> **Problem**:
Show all lines holding the string "observed".

> **Provided entries**:
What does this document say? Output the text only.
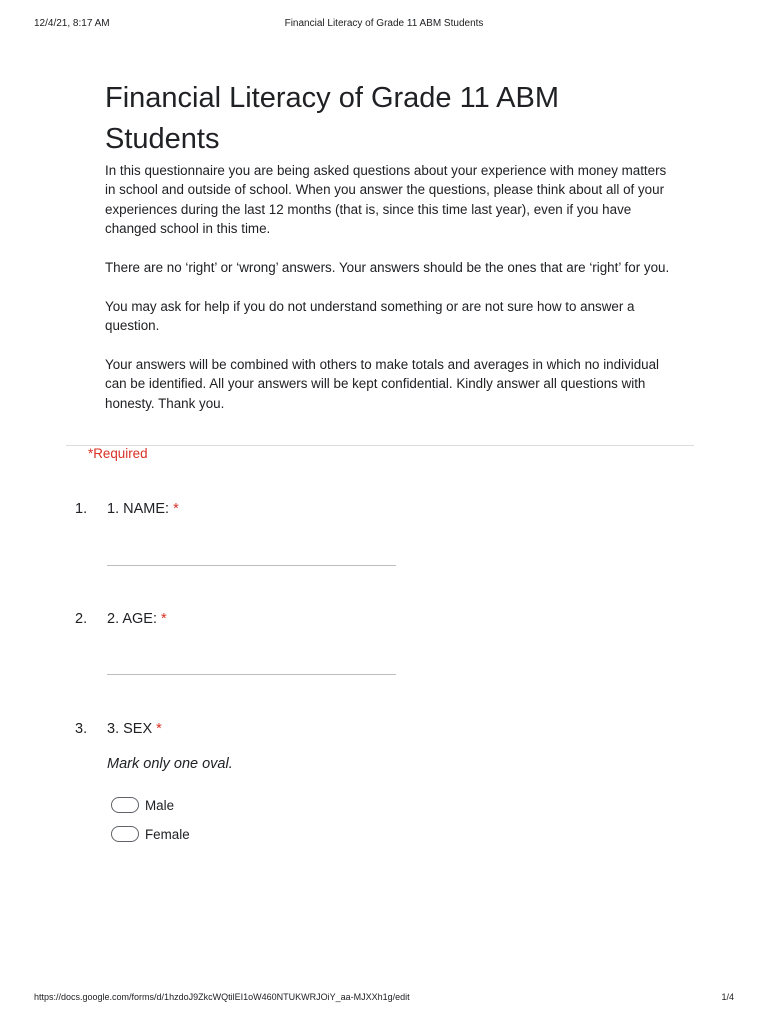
12/4/21, 8:17 AM	Financial Literacy of Grade 11 ABM Students
Financial Literacy of Grade 11 ABM Students

In this questionnaire you are being asked questions about your experience with money matters in school and outside of school. When you answer the questions, please think about all of your experiences during the last 12 months (that is, since this time last year), even if you have changed school in this time.

There are no ‘right’ or ‘wrong’ answers. Your answers should be the ones that are ‘right’ for you.

You may ask for help if you do not understand something or are not sure how to answer a question.

Your answers will be combined with others to make totals and averages in which no individual can be identified. All your answers will be kept confidential. Kindly answer all questions with honesty. Thank you.

*Required
1. 1. NAME: *
2. 2. AGE: *
3. 3. SEX *
Mark only one oval.
Male
Female
https://docs.google.com/forms/d/1hzdoJ9ZkcWQtilEI1oW460NTUKWRJOiY_aa-MJXXh1g/edit	1/4
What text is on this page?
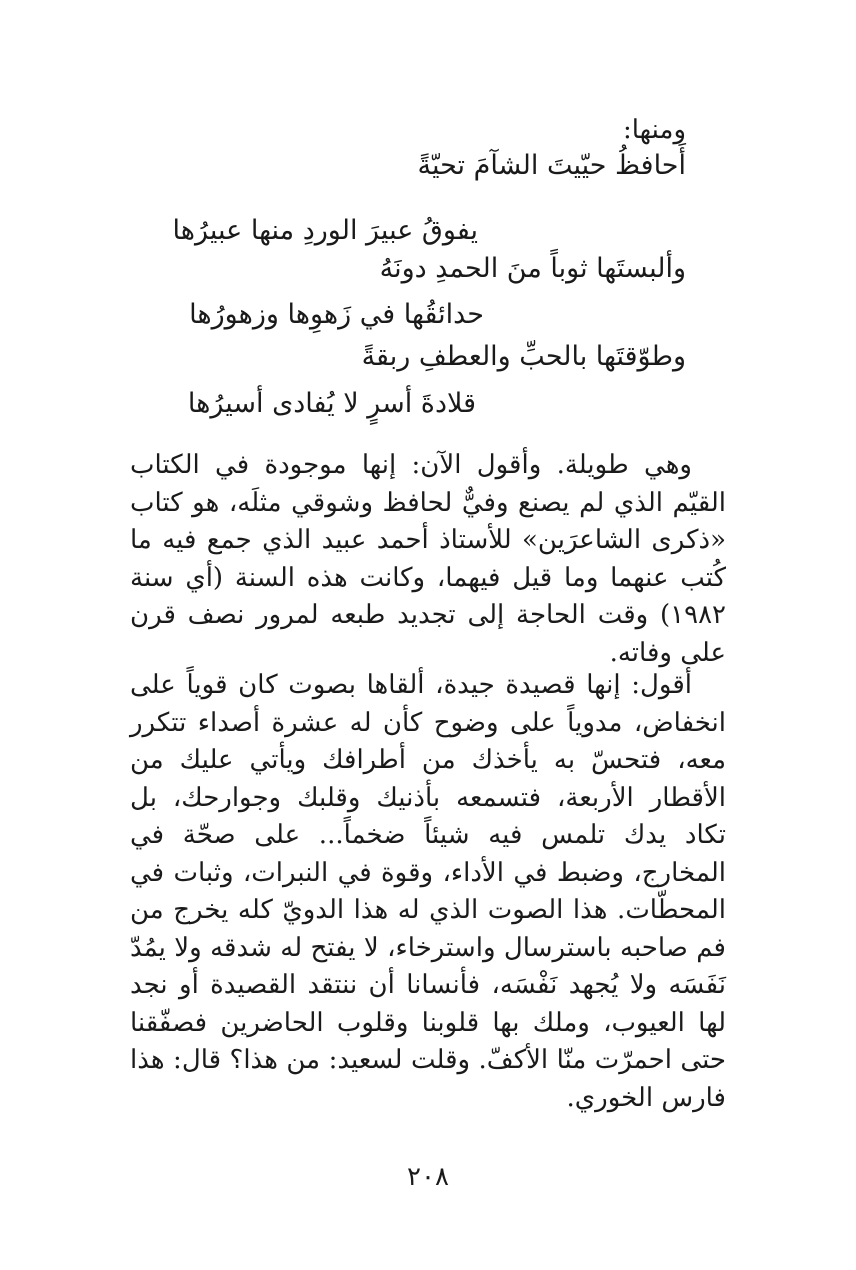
ومنها:
أَحافظُ حيّيتَ الشآمَ تحيّةً
يفوقُ عبيرَ الوردِ منها عبيرُها
وألبستَها ثوباً منَ الحمدِ دونَهُ
حدائقُها في زَهوِها وزهورُها
وطوّقتَها بالحبِّ والعطفِ ربقةً
قلادةَ أسرٍ لا يُفادى أسيرُها

وهي طويلة. وأقول الآن: إنها موجودة في الكتاب القيّم الذي لم يصنع وفيٌّ لحافظ وشوقي مثلَه، هو كتاب «ذكرى الشاعرَين» للأستاذ أحمد عبيد الذي جمع فيه ما كُتب عنهما وما قيل فيهما، وكانت هذه السنة (أي سنة ١٩٨٢) وقت الحاجة إلى تجديد طبعه لمرور نصف قرن على وفاته.

أقول: إنها قصيدة جيدة، ألقاها بصوت كان قوياً على انخفاض، مدوياً على وضوح كأن له عشرة أصداء تتكرر معه، فتحسّ به يأخذك من أطرافك ويأتي عليك من الأقطار الأربعة، فتسمعه بأذنيك وقلبك وجوارحك، بل تكاد يدك تلمس فيه شيئاً ضخماً... على صحّة في المخارج، وضبط في الأداء، وقوة في النبرات، وثبات في المحطّات. هذا الصوت الذي له هذا الدويّ كله يخرج من فم صاحبه باسترسال واسترخاء، لا يفتح له شدقه ولا يمُدّ نَفَسَه ولا يُجهد نَفْسَه، فأنسانا أن ننتقد القصيدة أو نجد لها العيوب، وملك بها قلوبنا وقلوب الحاضرين فصفّقنا حتى احمرّت منّا الأكفّ. وقلت لسعيد: من هذا؟ قال: هذا فارس الخوري.

٢٠٨
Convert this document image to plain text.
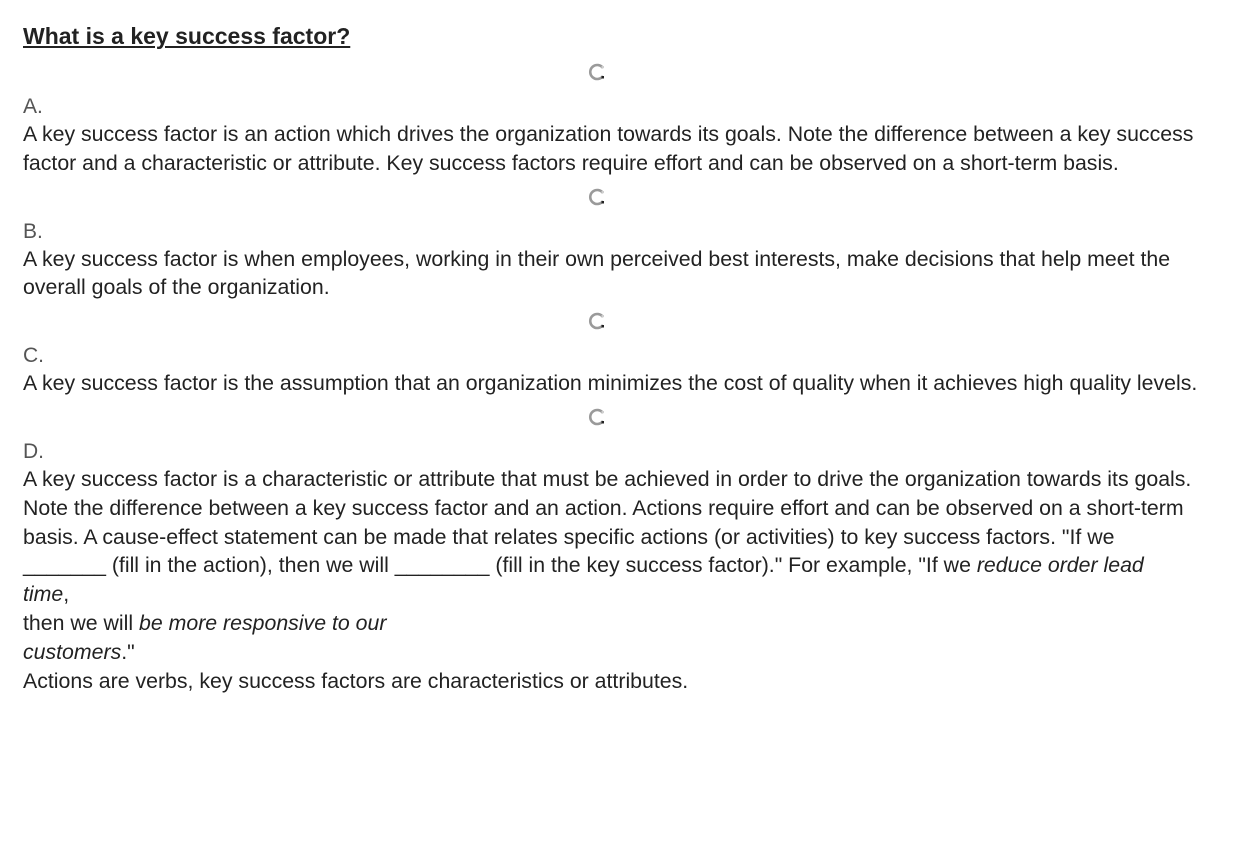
What is a key success factor?

A.

A key success factor is an action which drives the organization towards its goals. Note the difference between a key success factor and a characteristic or attribute. Key success factors require effort and can be observed on a short-term basis.

B.

A key success factor is when employees, working in their own perceived best interests, make decisions that help meet the overall goals of the organization.

C.

A key success factor is the assumption that an organization minimizes the cost of quality when it achieves high quality levels.

D.
A key success factor is a characteristic or attribute that must be achieved in order to drive the organization towards its goals. Note the difference between a key success factor and an action. Actions require effort and can be observed on a short-term basis. A cause-effect statement can be made that relates specific actions (or activities) to key success factors. "If we _______ (fill in the action), then we will ________ (fill in the key success factor)." For example, "If we reduce order lead
time,
then we will be more responsive to our
customers."
Actions are verbs, key success factors are characteristics or attributes.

> **Written response**:
A key success factor is an action which drives the organization towards its goals. Note the difference between a key success factor and a characteristic or attribute. Key success factors require effort and can be observed on a short-term basis.
A key success factor is a characteristic or attribute that must be achieved in order to drive the organization towards its goals. Note the difference between a key success factor and an action. Actions require effort and can be observed on a short-term basis. A cause-effect statement can be made that relates specific actions (or activities) to key success factors. "If we _______ (fill in the action), then we will ________ (fill in the key success factor)." For example, "If we reduce order lead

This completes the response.